## Job
Reproduce all of the material exactly as shown.

## Exercise input
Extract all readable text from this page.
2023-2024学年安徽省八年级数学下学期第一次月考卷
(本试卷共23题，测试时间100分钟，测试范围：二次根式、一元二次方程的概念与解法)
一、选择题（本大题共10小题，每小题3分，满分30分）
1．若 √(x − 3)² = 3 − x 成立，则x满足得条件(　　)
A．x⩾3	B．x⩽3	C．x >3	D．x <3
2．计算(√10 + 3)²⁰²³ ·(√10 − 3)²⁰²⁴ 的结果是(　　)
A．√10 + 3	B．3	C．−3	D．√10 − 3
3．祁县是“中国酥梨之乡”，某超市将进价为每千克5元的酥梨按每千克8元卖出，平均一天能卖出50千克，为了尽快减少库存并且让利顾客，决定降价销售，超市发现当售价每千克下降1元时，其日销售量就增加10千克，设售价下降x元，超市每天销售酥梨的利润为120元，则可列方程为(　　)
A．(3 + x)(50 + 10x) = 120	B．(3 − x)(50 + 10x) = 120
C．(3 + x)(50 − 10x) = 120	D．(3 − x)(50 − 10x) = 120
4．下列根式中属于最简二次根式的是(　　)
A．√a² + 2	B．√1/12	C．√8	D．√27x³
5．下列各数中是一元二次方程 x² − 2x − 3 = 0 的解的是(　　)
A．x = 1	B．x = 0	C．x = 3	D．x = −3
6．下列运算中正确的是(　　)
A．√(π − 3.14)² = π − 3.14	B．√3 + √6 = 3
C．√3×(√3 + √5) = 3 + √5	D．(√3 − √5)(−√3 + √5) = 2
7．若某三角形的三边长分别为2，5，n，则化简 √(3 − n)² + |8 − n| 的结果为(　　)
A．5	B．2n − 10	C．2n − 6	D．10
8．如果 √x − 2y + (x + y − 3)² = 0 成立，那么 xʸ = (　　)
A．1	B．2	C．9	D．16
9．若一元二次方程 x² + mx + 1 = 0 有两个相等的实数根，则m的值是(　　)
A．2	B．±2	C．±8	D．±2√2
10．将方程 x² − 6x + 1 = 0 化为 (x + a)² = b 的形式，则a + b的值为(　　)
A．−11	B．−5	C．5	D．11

## Full answer
Extract all readable text from this page.
2023-2024学年安徽省八年级数学下学期第一次月考卷
(本试卷共23题，测试时间100分钟，测试范围：二次根式、一元二次方程的概念与解法)
一、选择题（本大题共10小题，每小题3分，满分30分）
1．若 √(x − 3)² = 3 − x 成立，则x满足得条件(　　)
A．x⩾3	B．x⩽3	C．x >3	D．x <3
2．计算(√10 + 3)²⁰²³ ·(√10 − 3)²⁰²⁴ 的结果是(　　)
A．√10 + 3	B．3	C．−3	D．√10 − 3
3．祁县是“中国酥梨之乡”，某超市将进价为每千克5元的酥梨按每千克8元卖出，平均一天能卖出50千克，为了尽快减少库存并且让利顾客，决定降价销售，超市发现当售价每千克下降1元时，其日销售量就增加10千克，设售价下降x元，超市每天销售酥梨的利润为120元，则可列方程为(　　)
A．(3 + x)(50 + 10x) = 120	B．(3 − x)(50 + 10x) = 120
C．(3 + x)(50 − 10x) = 120	D．(3 − x)(50 − 10x) = 120
4．下列根式中属于最简二次根式的是(　　)
A．√a² + 2	B．√1/12	C．√8	D．√27x³
5．下列各数中是一元二次方程 x² − 2x − 3 = 0 的解的是(　　)
A．x = 1	B．x = 0	C．x = 3	D．x = −3
6．下列运算中正确的是(　　)
A．√(π − 3.14)² = π − 3.14	B．√3 + √6 = 3
C．√3×(√3 + √5) = 3 + √5	D．(√3 − √5)(−√3 + √5) = 2
7．若某三角形的三边长分别为2，5，n，则化简 √(3 − n)² + |8 − n| 的结果为(　　)
A．5	B．2n − 10	C．2n − 6	D．10
8．如果 √x − 2y + (x + y − 3)² = 0 成立，那么 xʸ = (　　)
A．1	B．2	C．9	D．16
9．若一元二次方程 x² + mx + 1 = 0 有两个相等的实数根，则m的值是(　　)
A．2	B．±2	C．±8	D．±2√2
10．将方程 x² − 6x + 1 = 0 化为 (x + a)² = b 的形式，则a + b的值为(　　)
A．−11	B．−5	C．5	D．11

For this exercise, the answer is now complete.